Lines containing the word "Inscrições" need to be counted. Please reply with how many there are, and nothing else.

## SUPPLIED DATA
--- START ---
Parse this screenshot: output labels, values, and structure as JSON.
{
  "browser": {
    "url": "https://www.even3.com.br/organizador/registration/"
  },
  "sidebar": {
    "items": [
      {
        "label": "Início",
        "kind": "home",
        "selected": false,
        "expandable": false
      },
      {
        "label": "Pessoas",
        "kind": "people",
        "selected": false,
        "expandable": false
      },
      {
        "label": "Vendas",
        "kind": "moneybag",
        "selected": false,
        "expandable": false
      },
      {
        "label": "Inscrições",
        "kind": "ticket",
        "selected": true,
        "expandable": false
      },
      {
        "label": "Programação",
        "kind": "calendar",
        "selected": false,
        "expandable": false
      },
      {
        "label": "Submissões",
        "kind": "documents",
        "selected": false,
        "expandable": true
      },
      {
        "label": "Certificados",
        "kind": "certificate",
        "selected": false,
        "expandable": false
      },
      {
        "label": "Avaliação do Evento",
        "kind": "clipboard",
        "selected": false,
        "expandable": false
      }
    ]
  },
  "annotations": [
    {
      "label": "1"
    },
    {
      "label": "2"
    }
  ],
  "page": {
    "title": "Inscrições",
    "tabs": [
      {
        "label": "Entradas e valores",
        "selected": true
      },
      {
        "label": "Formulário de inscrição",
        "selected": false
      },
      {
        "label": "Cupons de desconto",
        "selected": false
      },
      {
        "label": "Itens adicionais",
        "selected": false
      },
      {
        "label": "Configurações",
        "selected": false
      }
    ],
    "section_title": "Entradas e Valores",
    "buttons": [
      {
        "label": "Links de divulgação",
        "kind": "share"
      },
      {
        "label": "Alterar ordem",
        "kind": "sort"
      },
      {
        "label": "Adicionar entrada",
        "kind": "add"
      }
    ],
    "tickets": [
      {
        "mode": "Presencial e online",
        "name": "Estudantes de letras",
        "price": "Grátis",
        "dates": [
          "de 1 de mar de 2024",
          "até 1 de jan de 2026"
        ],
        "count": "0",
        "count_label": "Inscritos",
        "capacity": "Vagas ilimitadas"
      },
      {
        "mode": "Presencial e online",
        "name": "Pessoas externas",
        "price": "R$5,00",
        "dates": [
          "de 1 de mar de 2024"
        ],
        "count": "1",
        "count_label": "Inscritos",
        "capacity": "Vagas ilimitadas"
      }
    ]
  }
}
--- END ---
## TASK ANSWER
2